REQUIREMENTS → Please output the records below in full, exactly as given, but without the images.

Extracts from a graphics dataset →
------------------------------------------------------------

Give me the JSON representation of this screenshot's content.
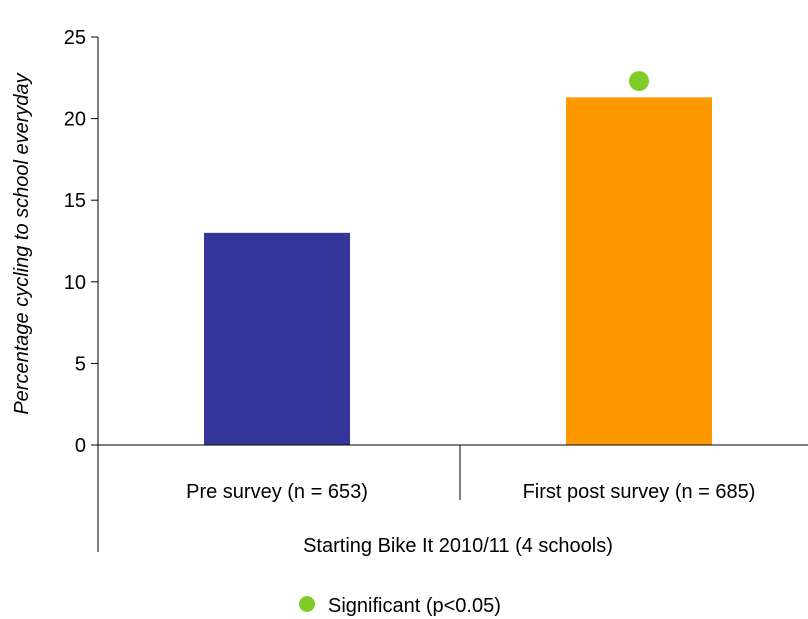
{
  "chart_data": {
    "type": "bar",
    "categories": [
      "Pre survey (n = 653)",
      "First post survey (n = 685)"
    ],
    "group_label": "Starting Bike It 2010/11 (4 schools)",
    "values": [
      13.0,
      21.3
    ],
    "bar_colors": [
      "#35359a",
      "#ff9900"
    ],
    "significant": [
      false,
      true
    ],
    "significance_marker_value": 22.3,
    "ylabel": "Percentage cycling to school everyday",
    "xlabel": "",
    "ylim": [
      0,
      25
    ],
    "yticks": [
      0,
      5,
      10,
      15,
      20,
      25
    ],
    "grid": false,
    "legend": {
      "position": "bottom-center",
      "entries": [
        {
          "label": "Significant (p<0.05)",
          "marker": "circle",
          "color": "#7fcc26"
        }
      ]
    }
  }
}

------------------------------------------------------------

IN RESPONSE →
Give me the JSON representation of this screenshot's content.
{
  "chart_data": {
    "type": "bar",
    "categories": [
      "Pre survey (n = 653)",
      "First post survey (n = 685)"
    ],
    "group_label": "Starting Bike It 2010/11 (4 schools)",
    "values": [
      13.0,
      21.3
    ],
    "bar_colors": [
      "#35359a",
      "#ff9900"
    ],
    "significant": [
      false,
      true
    ],
    "significance_marker_value": 22.3,
    "ylabel": "Percentage cycling to school everyday",
    "xlabel": "",
    "ylim": [
      0,
      25
    ],
    "yticks": [
      0,
      5,
      10,
      15,
      20,
      25
    ],
    "grid": false,
    "legend": {
      "position": "bottom-center",
      "entries": [
        {
          "label": "Significant (p<0.05)",
          "marker": "circle",
          "color": "#7fcc26"
        }
      ]
    }
  }
}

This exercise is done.